### To do
Collect all lines from the records below that include the word "plaatse".

### Entries supplied
/---

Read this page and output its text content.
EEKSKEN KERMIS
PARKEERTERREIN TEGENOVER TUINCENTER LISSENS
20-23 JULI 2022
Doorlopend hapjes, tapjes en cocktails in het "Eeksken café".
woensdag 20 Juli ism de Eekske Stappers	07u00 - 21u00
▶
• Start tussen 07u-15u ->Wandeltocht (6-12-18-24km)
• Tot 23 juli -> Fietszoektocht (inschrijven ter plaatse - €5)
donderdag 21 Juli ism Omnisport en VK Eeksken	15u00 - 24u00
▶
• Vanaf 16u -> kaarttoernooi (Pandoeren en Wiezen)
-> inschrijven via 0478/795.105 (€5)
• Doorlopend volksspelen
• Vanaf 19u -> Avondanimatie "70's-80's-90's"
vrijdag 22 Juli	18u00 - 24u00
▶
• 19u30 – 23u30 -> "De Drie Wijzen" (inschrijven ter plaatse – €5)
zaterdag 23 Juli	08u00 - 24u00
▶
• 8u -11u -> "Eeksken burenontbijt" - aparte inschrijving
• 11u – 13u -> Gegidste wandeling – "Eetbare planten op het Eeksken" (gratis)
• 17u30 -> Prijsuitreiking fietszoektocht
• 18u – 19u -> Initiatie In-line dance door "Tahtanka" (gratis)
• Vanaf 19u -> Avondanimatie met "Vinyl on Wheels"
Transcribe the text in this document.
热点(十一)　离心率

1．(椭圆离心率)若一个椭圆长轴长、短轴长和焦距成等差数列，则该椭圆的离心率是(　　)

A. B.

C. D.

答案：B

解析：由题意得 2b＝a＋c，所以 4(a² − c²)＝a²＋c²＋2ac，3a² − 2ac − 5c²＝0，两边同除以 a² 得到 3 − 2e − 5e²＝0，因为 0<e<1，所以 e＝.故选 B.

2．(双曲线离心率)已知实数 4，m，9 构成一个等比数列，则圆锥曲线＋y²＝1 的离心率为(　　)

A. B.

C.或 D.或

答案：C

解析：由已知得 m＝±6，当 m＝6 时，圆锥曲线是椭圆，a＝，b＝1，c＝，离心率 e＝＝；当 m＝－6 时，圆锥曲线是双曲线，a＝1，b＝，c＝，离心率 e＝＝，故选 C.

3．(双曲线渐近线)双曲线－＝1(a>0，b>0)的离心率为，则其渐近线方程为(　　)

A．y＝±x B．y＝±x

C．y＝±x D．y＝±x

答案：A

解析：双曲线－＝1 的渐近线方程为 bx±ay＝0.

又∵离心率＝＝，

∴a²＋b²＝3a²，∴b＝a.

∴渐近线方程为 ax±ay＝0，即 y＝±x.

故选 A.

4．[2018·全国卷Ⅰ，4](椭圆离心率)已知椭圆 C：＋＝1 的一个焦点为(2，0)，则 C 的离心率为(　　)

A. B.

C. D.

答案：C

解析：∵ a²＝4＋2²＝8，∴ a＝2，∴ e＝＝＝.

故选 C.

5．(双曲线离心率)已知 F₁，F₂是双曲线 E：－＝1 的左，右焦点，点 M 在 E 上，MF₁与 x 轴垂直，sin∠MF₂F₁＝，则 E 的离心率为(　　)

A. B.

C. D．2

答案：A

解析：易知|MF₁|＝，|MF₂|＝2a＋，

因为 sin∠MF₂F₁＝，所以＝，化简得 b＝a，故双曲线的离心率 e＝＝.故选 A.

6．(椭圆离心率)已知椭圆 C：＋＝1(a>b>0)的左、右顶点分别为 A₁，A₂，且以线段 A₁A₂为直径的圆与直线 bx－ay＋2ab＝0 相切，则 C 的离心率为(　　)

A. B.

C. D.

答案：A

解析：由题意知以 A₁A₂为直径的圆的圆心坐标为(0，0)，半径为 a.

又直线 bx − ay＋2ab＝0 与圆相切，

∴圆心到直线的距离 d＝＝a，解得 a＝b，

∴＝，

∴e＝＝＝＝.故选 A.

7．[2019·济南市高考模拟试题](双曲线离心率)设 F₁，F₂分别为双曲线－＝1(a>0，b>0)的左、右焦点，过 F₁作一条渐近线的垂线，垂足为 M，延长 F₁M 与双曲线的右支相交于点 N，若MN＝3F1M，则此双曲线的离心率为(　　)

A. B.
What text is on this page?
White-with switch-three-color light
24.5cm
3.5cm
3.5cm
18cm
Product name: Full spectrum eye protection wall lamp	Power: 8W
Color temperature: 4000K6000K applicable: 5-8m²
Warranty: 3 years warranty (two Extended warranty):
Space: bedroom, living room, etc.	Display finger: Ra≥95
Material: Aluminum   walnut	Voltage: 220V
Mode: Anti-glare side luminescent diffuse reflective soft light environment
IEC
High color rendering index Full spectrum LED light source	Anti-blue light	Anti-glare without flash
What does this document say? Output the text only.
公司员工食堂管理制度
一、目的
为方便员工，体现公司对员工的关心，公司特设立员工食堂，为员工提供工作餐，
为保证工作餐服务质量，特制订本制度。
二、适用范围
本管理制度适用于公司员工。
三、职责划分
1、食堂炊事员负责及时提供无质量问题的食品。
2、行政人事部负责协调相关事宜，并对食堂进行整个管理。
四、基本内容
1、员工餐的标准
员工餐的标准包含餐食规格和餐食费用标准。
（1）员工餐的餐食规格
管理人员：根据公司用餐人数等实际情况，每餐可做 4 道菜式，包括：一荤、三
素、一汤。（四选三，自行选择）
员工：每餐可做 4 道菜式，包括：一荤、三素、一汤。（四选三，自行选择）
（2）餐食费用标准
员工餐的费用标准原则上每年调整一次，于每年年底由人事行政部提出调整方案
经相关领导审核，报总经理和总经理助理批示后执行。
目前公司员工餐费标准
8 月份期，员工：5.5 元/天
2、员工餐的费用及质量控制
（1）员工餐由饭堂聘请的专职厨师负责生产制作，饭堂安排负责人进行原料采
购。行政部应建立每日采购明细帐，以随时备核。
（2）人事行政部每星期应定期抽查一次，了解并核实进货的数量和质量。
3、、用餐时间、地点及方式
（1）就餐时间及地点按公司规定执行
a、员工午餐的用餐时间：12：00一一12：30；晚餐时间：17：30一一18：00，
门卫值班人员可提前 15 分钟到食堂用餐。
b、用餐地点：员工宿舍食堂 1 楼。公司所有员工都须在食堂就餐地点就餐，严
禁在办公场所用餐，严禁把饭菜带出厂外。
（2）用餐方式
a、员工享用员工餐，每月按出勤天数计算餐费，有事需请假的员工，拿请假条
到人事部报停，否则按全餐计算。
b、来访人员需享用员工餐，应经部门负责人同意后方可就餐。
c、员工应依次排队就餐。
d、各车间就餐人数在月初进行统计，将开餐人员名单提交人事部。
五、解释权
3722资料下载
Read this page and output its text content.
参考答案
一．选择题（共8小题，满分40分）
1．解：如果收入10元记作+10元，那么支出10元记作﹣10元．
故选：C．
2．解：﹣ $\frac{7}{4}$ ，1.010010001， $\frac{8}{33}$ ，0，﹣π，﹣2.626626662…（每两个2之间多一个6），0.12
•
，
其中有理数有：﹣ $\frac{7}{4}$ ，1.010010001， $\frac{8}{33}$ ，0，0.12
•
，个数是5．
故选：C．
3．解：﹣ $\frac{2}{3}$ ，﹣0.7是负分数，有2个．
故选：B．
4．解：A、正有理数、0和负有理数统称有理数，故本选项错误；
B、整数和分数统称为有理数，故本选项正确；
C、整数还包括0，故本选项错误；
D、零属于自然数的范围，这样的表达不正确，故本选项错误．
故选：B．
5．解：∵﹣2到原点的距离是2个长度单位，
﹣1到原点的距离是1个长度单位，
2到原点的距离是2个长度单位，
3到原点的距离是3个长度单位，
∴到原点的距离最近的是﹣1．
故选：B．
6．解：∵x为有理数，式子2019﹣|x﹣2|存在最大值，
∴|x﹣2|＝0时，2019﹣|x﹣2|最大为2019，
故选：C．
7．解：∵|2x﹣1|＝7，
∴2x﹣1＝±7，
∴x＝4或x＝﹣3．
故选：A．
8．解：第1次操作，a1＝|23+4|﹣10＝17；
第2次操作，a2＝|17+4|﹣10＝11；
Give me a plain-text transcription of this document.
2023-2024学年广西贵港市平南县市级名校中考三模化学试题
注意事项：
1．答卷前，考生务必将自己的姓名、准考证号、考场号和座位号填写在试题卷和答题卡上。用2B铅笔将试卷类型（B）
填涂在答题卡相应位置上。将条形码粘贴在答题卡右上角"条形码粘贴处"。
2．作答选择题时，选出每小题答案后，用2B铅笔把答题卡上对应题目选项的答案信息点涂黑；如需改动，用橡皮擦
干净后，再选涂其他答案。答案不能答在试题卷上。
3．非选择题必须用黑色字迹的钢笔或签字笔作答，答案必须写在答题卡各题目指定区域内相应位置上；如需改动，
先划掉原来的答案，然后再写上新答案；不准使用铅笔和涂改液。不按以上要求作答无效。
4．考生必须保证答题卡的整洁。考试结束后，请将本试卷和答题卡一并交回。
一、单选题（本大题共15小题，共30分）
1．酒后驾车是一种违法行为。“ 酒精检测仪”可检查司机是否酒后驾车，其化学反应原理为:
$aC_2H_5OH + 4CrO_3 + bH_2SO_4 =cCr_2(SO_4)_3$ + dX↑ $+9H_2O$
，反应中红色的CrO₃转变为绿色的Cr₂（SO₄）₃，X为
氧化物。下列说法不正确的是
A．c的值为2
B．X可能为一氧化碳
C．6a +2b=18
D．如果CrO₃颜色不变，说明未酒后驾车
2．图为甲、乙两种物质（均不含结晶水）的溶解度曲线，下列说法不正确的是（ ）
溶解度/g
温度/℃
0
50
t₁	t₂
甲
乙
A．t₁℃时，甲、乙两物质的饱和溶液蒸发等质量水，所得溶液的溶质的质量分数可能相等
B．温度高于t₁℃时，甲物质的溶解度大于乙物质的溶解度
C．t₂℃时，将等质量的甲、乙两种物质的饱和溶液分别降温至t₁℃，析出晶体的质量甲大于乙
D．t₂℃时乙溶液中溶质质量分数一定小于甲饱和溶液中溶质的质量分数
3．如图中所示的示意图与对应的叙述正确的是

\---

### Answer to this problem
• Tot 23 juli -> Fietszoektocht (inschrijven ter plaatse - €5)
• 19u30 – 23u30 -> "De Drie Wijzen" (inschrijven ter plaatse – €5)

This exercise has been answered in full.